_Given task_
Please write out the entries below again, switching every "diamond-bullet-icon" to "bullet-marker" and keeping everything else the same.
-- start of Given data --
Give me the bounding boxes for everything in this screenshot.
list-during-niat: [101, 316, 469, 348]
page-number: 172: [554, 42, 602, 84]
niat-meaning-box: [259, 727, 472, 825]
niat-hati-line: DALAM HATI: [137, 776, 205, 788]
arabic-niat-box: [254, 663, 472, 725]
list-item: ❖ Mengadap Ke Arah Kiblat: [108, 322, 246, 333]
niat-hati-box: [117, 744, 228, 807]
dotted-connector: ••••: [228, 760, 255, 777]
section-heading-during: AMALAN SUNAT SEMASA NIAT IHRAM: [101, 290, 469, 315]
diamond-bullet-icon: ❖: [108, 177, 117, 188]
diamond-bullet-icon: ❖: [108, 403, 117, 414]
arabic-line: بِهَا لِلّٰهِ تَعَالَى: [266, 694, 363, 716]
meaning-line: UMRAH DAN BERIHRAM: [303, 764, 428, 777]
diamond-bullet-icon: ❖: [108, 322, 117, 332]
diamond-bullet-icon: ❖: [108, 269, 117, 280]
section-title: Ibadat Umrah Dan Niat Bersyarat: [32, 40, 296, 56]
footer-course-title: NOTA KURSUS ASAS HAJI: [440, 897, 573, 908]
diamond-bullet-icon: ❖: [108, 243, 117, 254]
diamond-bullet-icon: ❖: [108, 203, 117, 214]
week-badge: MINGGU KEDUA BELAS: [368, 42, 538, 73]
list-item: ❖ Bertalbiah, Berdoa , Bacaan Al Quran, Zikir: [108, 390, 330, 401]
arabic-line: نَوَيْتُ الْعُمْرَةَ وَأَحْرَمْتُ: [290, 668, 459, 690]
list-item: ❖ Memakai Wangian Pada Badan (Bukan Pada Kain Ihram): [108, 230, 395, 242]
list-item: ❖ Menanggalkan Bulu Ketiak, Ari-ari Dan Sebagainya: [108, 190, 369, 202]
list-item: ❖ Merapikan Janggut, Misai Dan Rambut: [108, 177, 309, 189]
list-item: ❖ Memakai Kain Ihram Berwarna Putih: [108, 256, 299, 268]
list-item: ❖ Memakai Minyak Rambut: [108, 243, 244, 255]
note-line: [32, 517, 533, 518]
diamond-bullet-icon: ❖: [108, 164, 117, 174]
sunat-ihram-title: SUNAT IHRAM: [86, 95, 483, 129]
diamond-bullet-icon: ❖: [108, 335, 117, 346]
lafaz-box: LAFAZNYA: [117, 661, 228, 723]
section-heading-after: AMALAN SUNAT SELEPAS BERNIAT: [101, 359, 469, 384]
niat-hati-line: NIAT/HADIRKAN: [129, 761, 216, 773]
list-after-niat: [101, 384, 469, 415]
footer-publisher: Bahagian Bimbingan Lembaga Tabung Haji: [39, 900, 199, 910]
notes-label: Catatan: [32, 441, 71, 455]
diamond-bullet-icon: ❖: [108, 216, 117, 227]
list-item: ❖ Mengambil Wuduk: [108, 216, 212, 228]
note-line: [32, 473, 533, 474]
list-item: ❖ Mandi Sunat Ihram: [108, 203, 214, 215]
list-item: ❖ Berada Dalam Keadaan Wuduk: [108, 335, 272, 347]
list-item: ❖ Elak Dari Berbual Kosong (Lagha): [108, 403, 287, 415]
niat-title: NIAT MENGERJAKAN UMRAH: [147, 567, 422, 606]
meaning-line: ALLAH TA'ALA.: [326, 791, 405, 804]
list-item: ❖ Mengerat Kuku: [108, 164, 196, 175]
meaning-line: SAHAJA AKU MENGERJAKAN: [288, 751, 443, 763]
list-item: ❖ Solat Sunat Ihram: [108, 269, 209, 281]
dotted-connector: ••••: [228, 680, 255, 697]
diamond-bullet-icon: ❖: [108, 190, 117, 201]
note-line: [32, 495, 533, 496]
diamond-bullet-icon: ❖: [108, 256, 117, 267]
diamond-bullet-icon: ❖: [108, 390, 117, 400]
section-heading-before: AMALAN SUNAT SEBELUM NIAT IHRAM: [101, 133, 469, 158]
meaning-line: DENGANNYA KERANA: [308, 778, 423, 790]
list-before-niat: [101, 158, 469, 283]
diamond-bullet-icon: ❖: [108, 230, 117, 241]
-- end of Given data --
_Solved problem_
Give me the bounding boxes for everything in this screenshot.
list-during-niat: [101, 316, 469, 348]
page-number: 172: [554, 42, 602, 84]
niat-meaning-box: [259, 727, 472, 825]
niat-hati-line: DALAM HATI: [137, 776, 205, 788]
arabic-niat-box: [254, 663, 472, 725]
list-item: ❖ Mengadap Ke Arah Kiblat: [108, 322, 246, 333]
niat-hati-box: [117, 744, 228, 807]
dotted-connector: ••••: [228, 760, 255, 777]
section-heading-during: AMALAN SUNAT SEMASA NIAT IHRAM: [101, 290, 469, 315]
bullet-marker: ❖: [108, 177, 117, 188]
bullet-marker: ❖: [108, 403, 117, 414]
arabic-line: بِهَا لِلّٰهِ تَعَالَى: [266, 694, 363, 716]
meaning-line: UMRAH DAN BERIHRAM: [303, 764, 428, 777]
bullet-marker: ❖: [108, 322, 117, 332]
bullet-marker: ❖: [108, 269, 117, 280]
section-title: Ibadat Umrah Dan Niat Bersyarat: [32, 40, 296, 56]
footer-course-title: NOTA KURSUS ASAS HAJI: [440, 897, 573, 908]
bullet-marker: ❖: [108, 243, 117, 254]
bullet-marker: ❖: [108, 203, 117, 214]
week-badge: MINGGU KEDUA BELAS: [368, 42, 538, 73]
list-item: ❖ Bertalbiah, Berdoa , Bacaan Al Quran, Zikir: [108, 390, 330, 401]
arabic-line: نَوَيْتُ الْعُمْرَةَ وَأَحْرَمْتُ: [290, 668, 459, 690]
list-item: ❖ Memakai Wangian Pada Badan (Bukan Pada Kain Ihram): [108, 230, 395, 242]
list-item: ❖ Menanggalkan Bulu Ketiak, Ari-ari Dan Sebagainya: [108, 190, 369, 202]
list-item: ❖ Merapikan Janggut, Misai Dan Rambut: [108, 177, 309, 189]
list-item: ❖ Memakai Kain Ihram Berwarna Putih: [108, 256, 299, 268]
list-item: ❖ Memakai Minyak Rambut: [108, 243, 244, 255]
note-line: [32, 517, 533, 518]
bullet-marker: ❖: [108, 164, 117, 174]
sunat-ihram-title: SUNAT IHRAM: [86, 95, 483, 129]
bullet-marker: ❖: [108, 335, 117, 346]
lafaz-box: LAFAZNYA: [117, 661, 228, 723]
section-heading-after: AMALAN SUNAT SELEPAS BERNIAT: [101, 359, 469, 384]
niat-hati-line: NIAT/HADIRKAN: [129, 761, 216, 773]
list-after-niat: [101, 384, 469, 415]
footer-publisher: Bahagian Bimbingan Lembaga Tabung Haji: [39, 900, 199, 910]
notes-label: Catatan: [32, 441, 71, 455]
bullet-marker: ❖: [108, 216, 117, 227]
list-item: ❖ Mengambil Wuduk: [108, 216, 212, 228]
note-line: [32, 473, 533, 474]
list-item: ❖ Mandi Sunat Ihram: [108, 203, 214, 215]
list-item: ❖ Berada Dalam Keadaan Wuduk: [108, 335, 272, 347]
list-item: ❖ Elak Dari Berbual Kosong (Lagha): [108, 403, 287, 415]
niat-title: NIAT MENGERJAKAN UMRAH: [147, 567, 422, 606]
meaning-line: ALLAH TA'ALA.: [326, 791, 405, 804]
list-item: ❖ Mengerat Kuku: [108, 164, 196, 175]
meaning-line: SAHAJA AKU MENGERJAKAN: [288, 751, 443, 763]
list-item: ❖ Solat Sunat Ihram: [108, 269, 209, 281]
dotted-connector: ••••: [228, 680, 255, 697]
bullet-marker: ❖: [108, 190, 117, 201]
note-line: [32, 495, 533, 496]
bullet-marker: ❖: [108, 256, 117, 267]
bullet-marker: ❖: [108, 390, 117, 400]
section-heading-before: AMALAN SUNAT SEBELUM NIAT IHRAM: [101, 133, 469, 158]
meaning-line: DENGANNYA KERANA: [308, 778, 423, 790]
list-before-niat: [101, 158, 469, 283]
bullet-marker: ❖: [108, 230, 117, 241]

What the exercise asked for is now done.